__INPUT ROWS__
■ ■ ■

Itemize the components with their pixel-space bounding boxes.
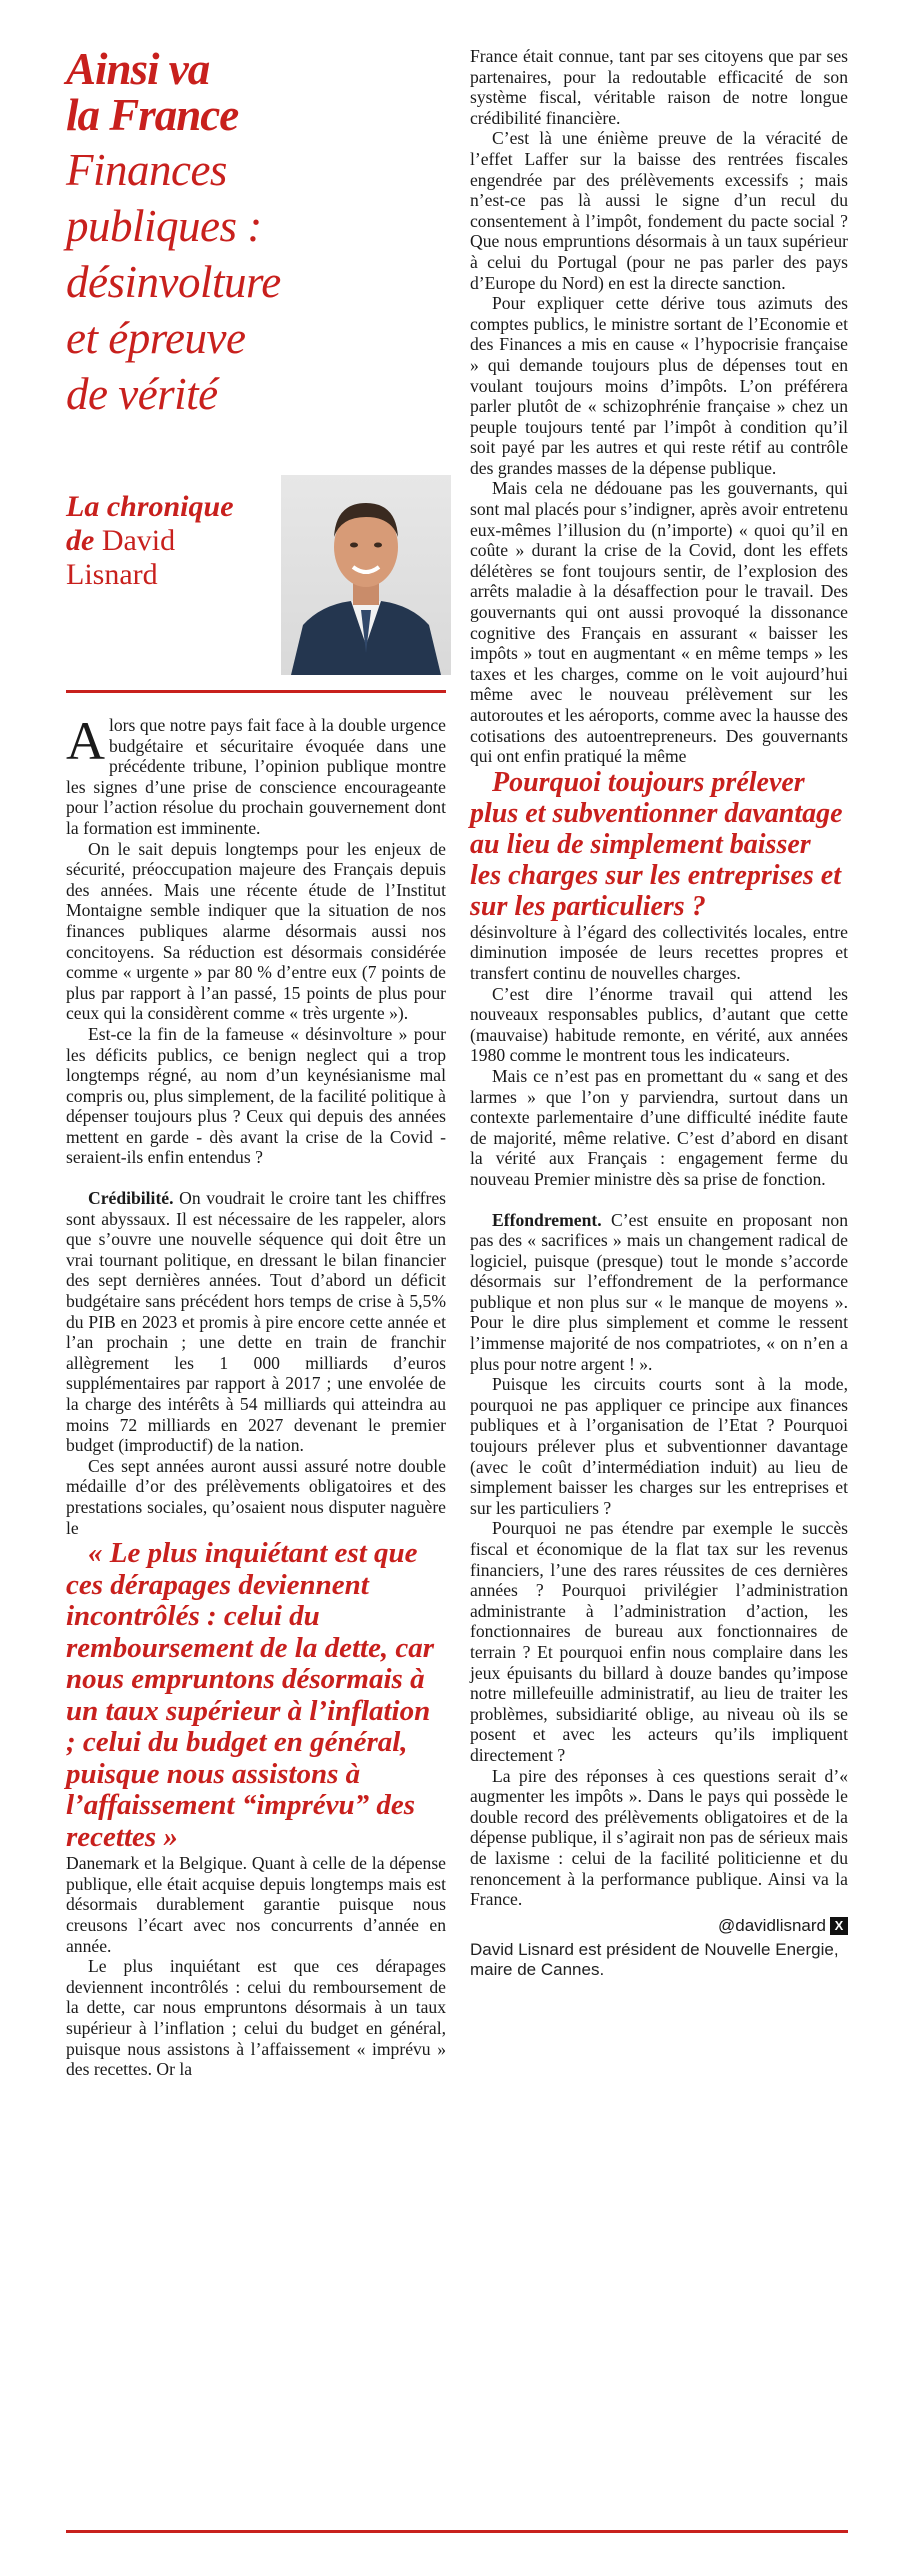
x-logo-icon: X [830, 1917, 848, 1935]
paragraph-text: On voudrait le croire tant les chiffres sont abyssaux. Il est nécessaire de les rappeler, alors que s’ouvre une nouvelle séquence qui doit être un vrai tournant politique, en dressant le bilan financier des sept dernières années. Tout d’abord un déficit budgétaire sans précédent hors temps de crise à 5,5% du PIB en 2023 et promis à pire encore cette année et l’an prochain ; une dette en train de franchir allègrement les 1 000 milliards d’euros supplémentaires par rapport à 2017 ; une envolée de la charge des intérêts à 54 milliards qui atteindra au moins 72 milliards en 2027 devenant le premier budget (improductif) de la nation. [66, 1188, 446, 1456]
paragraph: Est-ce la fin de la fameuse « désinvolture » pour les déficits publics, ce benign neglect qui a trop longtemps régné, au nom d’un keynésianisme mal compris ou, plus simplement, de la facilité politique à dépenser toujours plus ? Ceux qui depuis des années mettent en garde - dès avant la crise de la Covid - seraient-ils enfin entendus ? [66, 1023, 446, 1168]
section-lead: Effondrement. [492, 1209, 602, 1230]
author-first-name: David [101, 524, 176, 557]
social-handle[interactable]: @davidlisnard [718, 1915, 826, 1935]
paragraph [66, 1188, 446, 1456]
right-column [470, 46, 848, 1980]
byline-divider [66, 690, 446, 693]
drop-cap: A [66, 711, 105, 771]
paragraph: Mais cela ne dédouane pas les gouvernants, qui sont mal placés pour s’indigner, après avoir entretenu eux-mêmes l’illusion du (n’importe) « quoi qu’il en coûte » durant la crise de la Covid, dont les effets délétères se font toujours sentir, de l’explosion des arrêts maladie à la désaffection pour le travail. Des gouvernants qui ont aussi provoqué la dissonance cognitive des Français en assurant « baisser les impôts » tout en augmentant « en même temps » les taxes et les charges, comme on le voit aujourd’hui même avec le nouveau prélèvement sur les autoroutes et les aéroports, comme avec la hausse des cotisations des autoentrepreneurs. Des gouvernants qui ont enfin pratiqué la même [470, 478, 848, 767]
paragraph: Pour expliquer cette dérive tous azimuts des comptes publics, le ministre sortant de l’Economie et des Finances a mis en cause « l’hypocrisie française » qui demande toujours plus de dépenses tout en voulant toujours moins d’impôts. L’on préférera parler plutôt de « schizophrénie française » chez un peuple toujours tenté par l’impôt à condition qu’il soit payé par les autres et qui reste rétif au contrôle des grandes masses de la dépense publique. [470, 293, 848, 478]
bottom-divider [66, 2530, 848, 2533]
headline-line: Finances [66, 145, 227, 195]
byline [66, 490, 266, 592]
author-bio: David Lisnard est président de Nouvelle Energie, maire de Cannes. [470, 1939, 839, 1979]
paragraph: C’est dire l’énorme travail qui attend les nouveaux responsables publics, d’autant que cette (mauvaise) habitude remonte, en vérité, aux années 1980 comme le montrent tous les indicateurs. [470, 983, 848, 1066]
paragraph-text: lors que notre pays fait face à la double urgence budgétaire et sécuritaire évoquée dans une précédente tribune, l’opinion publique montre les signes d’une prise de conscience encourageante pour l’action résolue du prochain gouvernement dont la formation est imminente. [66, 715, 446, 838]
social-handle-row [470, 1916, 848, 1936]
paragraph-text: C’est ensuite en proposant non pas des « sacrifices » mais un changement radical de logiciel, puisque (presque) tout le monde s’accorde désormais sur l’effondrement de la performance publique et non plus sur « le manque de moyens ». Pour le dire plus simplement et comme le ressent l’immense majorité de nos compatriotes, « on n’en a plus pour notre argent ! ». [470, 1209, 848, 1374]
paragraph: On le sait depuis longtemps pour les enjeux de sécurité, préoccupation majeure des Français depuis des années. Mais une récente étude de l’Institut Montaigne semble indiquer que la situation de nos finances publiques alarme désormais aussi nos concitoyens. Sa réduction est désormais considérée comme « urgente » par 80 % d’entre eux (7 points de plus par rapport à l’an passé, 15 points de plus pour ceux qui la considèrent comme « très urgente »). [66, 838, 446, 1024]
paragraph [470, 1210, 848, 1375]
left-column [66, 46, 446, 2080]
rubric-kicker [66, 46, 446, 138]
article-headline [66, 142, 446, 422]
kicker-line-1: Ainsi va [66, 44, 210, 94]
right-body [470, 46, 848, 1910]
paragraph: C’est là une énième preuve de la véracité de l’effet Laffer sur la baisse des rentrées fiscales engendrée par des prélèvements excessifs ; mais n’est-ce pas là aussi le signe d’un recul du consentement à l’impôt, fondement du pacte social ? Que nous empruntions désormais à un taux supérieur à celui du Portugal (pour ne pas parler des pays d’Europe du Nord) en est la directe sanction. [470, 128, 848, 293]
author-portrait [281, 475, 451, 675]
paragraph: La pire des réponses à ces questions serait d’« augmenter les impôts ». Dans le pays qui possède le double record des prélèvements obligatoires et de la dépense publique, il s’agirait non pas de sérieux mais de laxisme : celui de la facilité politicienne et du renoncement à la performance publique. Ainsi va la France. [470, 1765, 848, 1910]
section-lead: Crédibilité. [88, 1188, 174, 1209]
portrait-illustration [281, 475, 451, 675]
pull-quote: « Le plus inquiétant est que ces dérapages deviennent incontrôlés : celui du remboursement de la dette, car nous empruntons désormais à un taux supérieur à l’inflation ; celui du budget en général, puisque nous assistons à l’affaissement “imprévu” des recettes » [66, 1537, 435, 1853]
article-header [66, 46, 446, 422]
headline-line: et épreuve [66, 313, 246, 363]
headline-line: désinvolture [66, 257, 281, 307]
left-body [66, 711, 446, 2080]
byline-title: La chronique [66, 490, 234, 523]
paragraph: désinvolture à l’égard des collectivités locales, entre diminution imposée de leurs recettes propres et transfert continu de nouvelles charges. [470, 921, 848, 983]
paragraph: Danemark et la Belgique. Quant à celle de la dépense publique, elle était acquise depuis longtemps mais est désormais durablement garantie puisque nous creusons l’écart avec nos concurrents d’année en année. [66, 1853, 446, 1956]
paragraph: Puisque les circuits courts sont à la mode, pourquoi ne pas appliquer ce principe aux finances publiques et à l’organisation de l’Etat ? Pourquoi toujours prélever plus et subventionner davantage (avec le coût d’intermédiation induit) au lieu de simplement baisser les charges sur les entreprises et sur les particuliers ? [470, 1374, 848, 1518]
paragraph: Pourquoi ne pas étendre par exemple le succès fiscal et économique de la flat tax sur les revenus financiers, l’une des rares réussites de ces dernières années ? Pourquoi privilégier l’administration administrante à l’administration d’action, les fonctionnaires de bureau aux fonctionnaires de terrain ? Et pourquoi enfin nous complaire dans les jeux épuisants du billard à douze bandes qu’impose notre millefeuille administratif, au lieu de traiter les problèmes, subsidiarité oblige, au niveau où ils se posent et avec les acteurs qu’ils impliquent directement ? [470, 1518, 848, 1765]
paragraph: Le plus inquiétant est que ces dérapages deviennent incontrôlés : celui du remboursement de la dette, car nous empruntons désormais à un taux supérieur à l’inflation ; celui du budget en général, puisque nous assistons à l’affaissement « imprévu » des recettes. Or la [66, 1956, 446, 2080]
author-last-name: Lisnard [66, 558, 158, 591]
paragraph: Ces sept années auront aussi assuré notre double médaille d’or des prélèvements obligatoires et des prestations sociales, qu’osaient nous disputer naguère le [66, 1455, 446, 1538]
paragraph: France était connue, tant par ses citoyens que par ses partenaires, pour la redoutable efficacité de son système fiscal, véritable raison de notre longue crédibilité financière. [470, 46, 848, 128]
paragraph [66, 711, 446, 839]
kicker-line-2: la France [66, 90, 239, 140]
headline-line: de vérité [66, 369, 218, 419]
byline-de: de [66, 524, 95, 557]
paragraph: Mais ce n’est pas en promettant du « sang et des larmes » que l’on y parviendra, surtout dans un contexte parlementaire d’une difficulté inédite faute de majorité, même relative. C’est d’abord en disant la vérité aux Français : engagement ferme du nouveau Premier ministre dès sa prise de fonction. [470, 1065, 848, 1189]
byline-author [66, 524, 266, 592]
pull-quote: Pourquoi toujours prélever plus et subventionner davantage au lieu de simplement baisser les charges sur les entreprises et sur les particuliers ? [470, 766, 843, 922]
headline-line: publiques : [66, 201, 262, 251]
byline-row [66, 490, 446, 690]
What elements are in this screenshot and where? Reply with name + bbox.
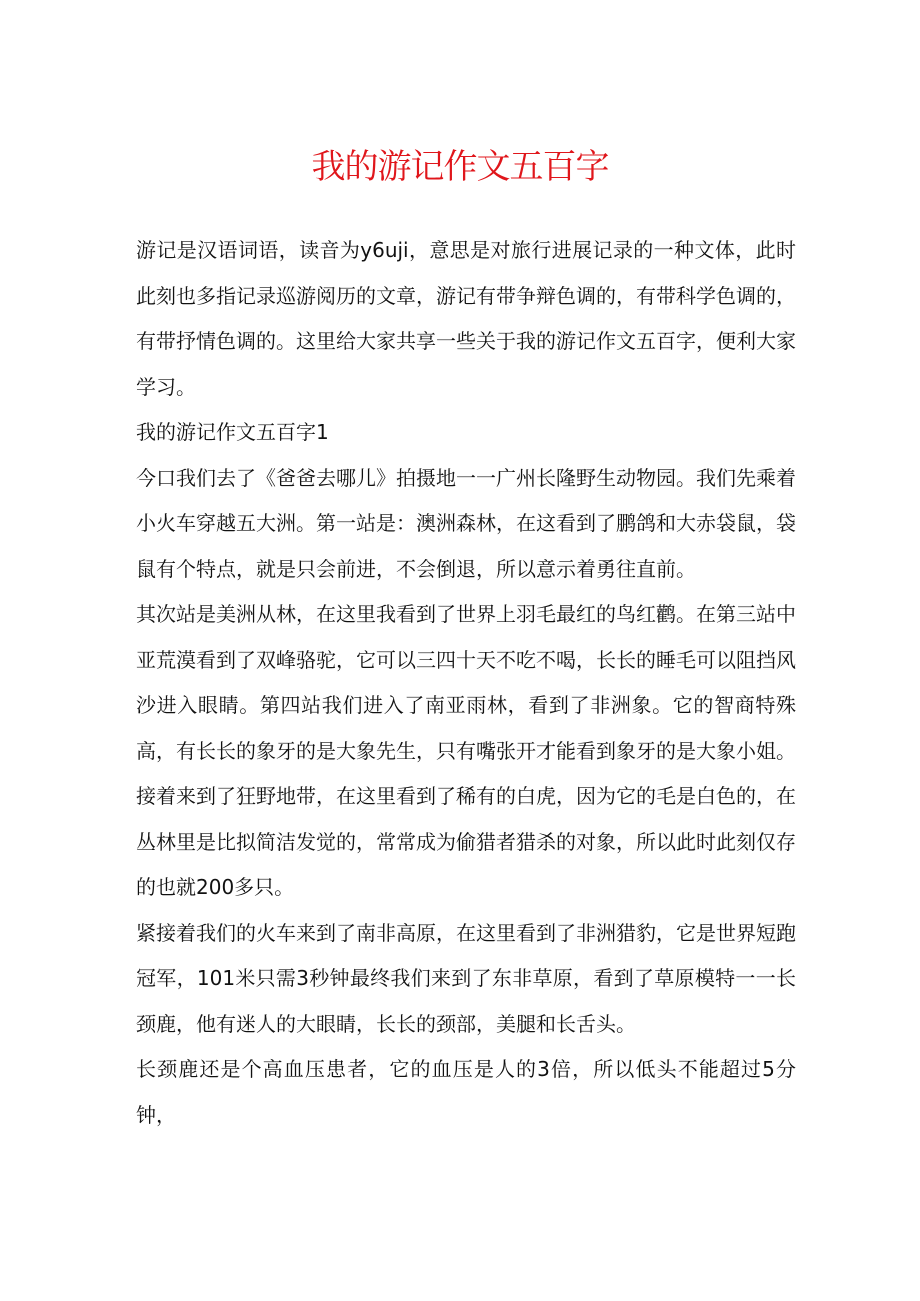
document-title: 我的游记作文五百字 [311, 147, 609, 187]
section-heading: 我的游记作文五百字1 [136, 420, 329, 444]
paragraph: 长颈鹿还是个高血压患者，它的血压是人的3倍，所以低头不能超过5分钟， [136, 1057, 796, 1127]
document-body [136, 228, 796, 1138]
paragraph: 接着来到了狂野地带，在这里看到了稀有的白虎，因为它的毛是白色的，在丛林里是比拟简洁发觉的，常常成为偷猎者猎杀的对象，所以此时此刻仅存的也就200多只。 [136, 784, 796, 899]
paragraph: 紧接着我们的火车来到了南非高原，在这里看到了非洲猎豹，它是世界短跑冠军，101米只需3秒钟最终我们来到了东非草原，看到了草原模特一一长颈鹿，他有迷人的大眼睛，长长的颈部，美腿和长舌头。 [136, 920, 796, 1036]
paragraph-intro: 游记是汉语词语，读音为y6uji，意思是对旅行进展记录的一种文体，此时此刻也多指记录巡游阅历的文章，游记有带争辩色调的，有带科学色调的，有带抒情色调的。这里给大家共享一些关于我的游记作文五百字，便利大家学习。 [136, 238, 796, 399]
paragraph: 其次站是美洲从林，在这里我看到了世界上羽毛最红的鸟红鹳。在第三站中亚荒漠看到了双峰骆驼，它可以三四十天不吃不喝，长长的睡毛可以阻挡风沙进入眼睛。第四站我们进入了南亚雨林，看到了非洲象。它的智商特殊高，有长长的象牙的是大象先生，只有嘴张开才能看到象牙的是大象小姐。 [136, 602, 796, 763]
paragraph: 今口我们去了《爸爸去哪儿》拍摄地一一广州长隆野生动物园。我们先乘着小火车穿越五大洲。第一站是：澳洲森林，在这看到了鹏鸽和大赤袋鼠，袋鼠有个特点，就是只会前进，不会倒退，所以意示着勇往直前。 [136, 465, 796, 581]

■ ■ ■

__YOUR GOAL__
Extract from the items, without any alteration, every line beginning with the line containing "document-title: 我的游记作文五百字 [311, 147, 609, 187]" and continuing through the line containing "238, 796, 399]".

__ANSWER TO THIS EXERCISE__
document-title: 我的游记作文五百字 [311, 147, 609, 187]
section-heading: 我的游记作文五百字1 [136, 420, 329, 444]
paragraph: 长颈鹿还是个高血压患者，它的血压是人的3倍，所以低头不能超过5分钟， [136, 1057, 796, 1127]
document-body [136, 228, 796, 1138]
paragraph: 接着来到了狂野地带，在这里看到了稀有的白虎，因为它的毛是白色的，在丛林里是比拟简洁发觉的，常常成为偷猎者猎杀的对象，所以此时此刻仅存的也就200多只。 [136, 784, 796, 899]
paragraph: 紧接着我们的火车来到了南非高原，在这里看到了非洲猎豹，它是世界短跑冠军，101米只需3秒钟最终我们来到了东非草原，看到了草原模特一一长颈鹿，他有迷人的大眼睛，长长的颈部，美腿和长舌头。 [136, 920, 796, 1036]
paragraph-intro: 游记是汉语词语，读音为y6uji，意思是对旅行进展记录的一种文体，此时此刻也多指记录巡游阅历的文章，游记有带争辩色调的，有带科学色调的，有带抒情色调的。这里给大家共享一些关于我的游记作文五百字，便利大家学习。 [136, 238, 796, 399]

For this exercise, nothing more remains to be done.